> EXERCISE GOAL
Each of the entries should be retyped precisely as it appears.

+++ RAW RECORDS

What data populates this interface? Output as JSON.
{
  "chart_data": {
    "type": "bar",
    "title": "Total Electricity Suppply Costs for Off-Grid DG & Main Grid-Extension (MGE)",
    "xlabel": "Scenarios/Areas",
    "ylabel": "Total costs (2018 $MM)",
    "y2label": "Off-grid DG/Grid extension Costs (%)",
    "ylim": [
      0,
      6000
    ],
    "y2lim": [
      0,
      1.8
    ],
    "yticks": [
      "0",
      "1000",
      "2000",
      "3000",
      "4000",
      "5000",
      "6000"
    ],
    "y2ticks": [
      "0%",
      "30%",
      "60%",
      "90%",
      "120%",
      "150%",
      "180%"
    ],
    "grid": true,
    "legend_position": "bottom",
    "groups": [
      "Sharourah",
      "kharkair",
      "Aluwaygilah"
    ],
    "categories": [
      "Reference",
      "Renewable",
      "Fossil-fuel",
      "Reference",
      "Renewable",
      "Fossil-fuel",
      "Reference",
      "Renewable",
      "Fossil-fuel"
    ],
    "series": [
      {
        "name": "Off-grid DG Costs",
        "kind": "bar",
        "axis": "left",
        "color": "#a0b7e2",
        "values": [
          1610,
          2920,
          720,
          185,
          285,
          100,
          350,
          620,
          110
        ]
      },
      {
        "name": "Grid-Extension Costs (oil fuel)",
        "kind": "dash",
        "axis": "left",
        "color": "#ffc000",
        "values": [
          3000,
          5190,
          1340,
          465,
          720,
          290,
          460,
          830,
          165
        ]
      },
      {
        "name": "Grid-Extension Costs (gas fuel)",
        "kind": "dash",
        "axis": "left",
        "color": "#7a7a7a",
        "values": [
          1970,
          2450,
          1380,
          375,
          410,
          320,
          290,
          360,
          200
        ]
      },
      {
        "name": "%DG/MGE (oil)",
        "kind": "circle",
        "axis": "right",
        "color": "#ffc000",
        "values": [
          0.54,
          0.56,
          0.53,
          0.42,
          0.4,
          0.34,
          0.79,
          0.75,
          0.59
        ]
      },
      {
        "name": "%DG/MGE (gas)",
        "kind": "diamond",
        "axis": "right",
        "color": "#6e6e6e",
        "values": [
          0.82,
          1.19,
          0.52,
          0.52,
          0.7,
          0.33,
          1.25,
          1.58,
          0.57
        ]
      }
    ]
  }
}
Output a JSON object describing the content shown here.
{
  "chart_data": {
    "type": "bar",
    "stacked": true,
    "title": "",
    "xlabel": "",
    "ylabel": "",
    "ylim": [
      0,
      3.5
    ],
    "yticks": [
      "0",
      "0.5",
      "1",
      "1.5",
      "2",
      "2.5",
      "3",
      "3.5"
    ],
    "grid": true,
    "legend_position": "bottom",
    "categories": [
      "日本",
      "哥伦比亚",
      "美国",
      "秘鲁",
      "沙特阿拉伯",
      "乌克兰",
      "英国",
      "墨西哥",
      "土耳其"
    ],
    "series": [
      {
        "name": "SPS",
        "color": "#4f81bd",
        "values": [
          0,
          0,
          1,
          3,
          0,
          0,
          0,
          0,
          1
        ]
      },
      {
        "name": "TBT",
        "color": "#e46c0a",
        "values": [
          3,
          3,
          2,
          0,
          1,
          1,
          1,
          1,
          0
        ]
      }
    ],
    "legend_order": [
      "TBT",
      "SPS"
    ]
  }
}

++++++

> THE COMPLETED TASK
What data populates this interface? Output as JSON.
{
  "chart_data": {
    "type": "bar",
    "title": "Total Electricity Suppply Costs for Off-Grid DG & Main Grid-Extension (MGE)",
    "xlabel": "Scenarios/Areas",
    "ylabel": "Total costs (2018 $MM)",
    "y2label": "Off-grid DG/Grid extension Costs (%)",
    "ylim": [
      0,
      6000
    ],
    "y2lim": [
      0,
      1.8
    ],
    "yticks": [
      "0",
      "1000",
      "2000",
      "3000",
      "4000",
      "5000",
      "6000"
    ],
    "y2ticks": [
      "0%",
      "30%",
      "60%",
      "90%",
      "120%",
      "150%",
      "180%"
    ],
    "grid": true,
    "legend_position": "bottom",
    "groups": [
      "Sharourah",
      "kharkair",
      "Aluwaygilah"
    ],
    "categories": [
      "Reference",
      "Renewable",
      "Fossil-fuel",
      "Reference",
      "Renewable",
      "Fossil-fuel",
      "Reference",
      "Renewable",
      "Fossil-fuel"
    ],
    "series": [
      {
        "name": "Off-grid DG Costs",
        "kind": "bar",
        "axis": "left",
        "color": "#a0b7e2",
        "values": [
          1610,
          2920,
          720,
          185,
          285,
          100,
          350,
          620,
          110
        ]
      },
      {
        "name": "Grid-Extension Costs (oil fuel)",
        "kind": "dash",
        "axis": "left",
        "color": "#ffc000",
        "values": [
          3000,
          5190,
          1340,
          465,
          720,
          290,
          460,
          830,
          165
        ]
      },
      {
        "name": "Grid-Extension Costs (gas fuel)",
        "kind": "dash",
        "axis": "left",
        "color": "#7a7a7a",
        "values": [
          1970,
          2450,
          1380,
          375,
          410,
          320,
          290,
          360,
          200
        ]
      },
      {
        "name": "%DG/MGE (oil)",
        "kind": "circle",
        "axis": "right",
        "color": "#ffc000",
        "values": [
          0.54,
          0.56,
          0.53,
          0.42,
          0.4,
          0.34,
          0.79,
          0.75,
          0.59
        ]
      },
      {
        "name": "%DG/MGE (gas)",
        "kind": "diamond",
        "axis": "right",
        "color": "#6e6e6e",
        "values": [
          0.82,
          1.19,
          0.52,
          0.52,
          0.7,
          0.33,
          1.25,
          1.58,
          0.57
        ]
      }
    ]
  }
}
Output a JSON object describing the content shown here.
{
  "chart_data": {
    "type": "bar",
    "stacked": true,
    "title": "",
    "xlabel": "",
    "ylabel": "",
    "ylim": [
      0,
      3.5
    ],
    "yticks": [
      "0",
      "0.5",
      "1",
      "1.5",
      "2",
      "2.5",
      "3",
      "3.5"
    ],
    "grid": true,
    "legend_position": "bottom",
    "categories": [
      "日本",
      "哥伦比亚",
      "美国",
      "秘鲁",
      "沙特阿拉伯",
      "乌克兰",
      "英国",
      "墨西哥",
      "土耳其"
    ],
    "series": [
      {
        "name": "SPS",
        "color": "#4f81bd",
        "values": [
          0,
          0,
          1,
          3,
          0,
          0,
          0,
          0,
          1
        ]
      },
      {
        "name": "TBT",
        "color": "#e46c0a",
        "values": [
          3,
          3,
          2,
          0,
          1,
          1,
          1,
          1,
          0
        ]
      }
    ],
    "legend_order": [
      "TBT",
      "SPS"
    ]
  }
}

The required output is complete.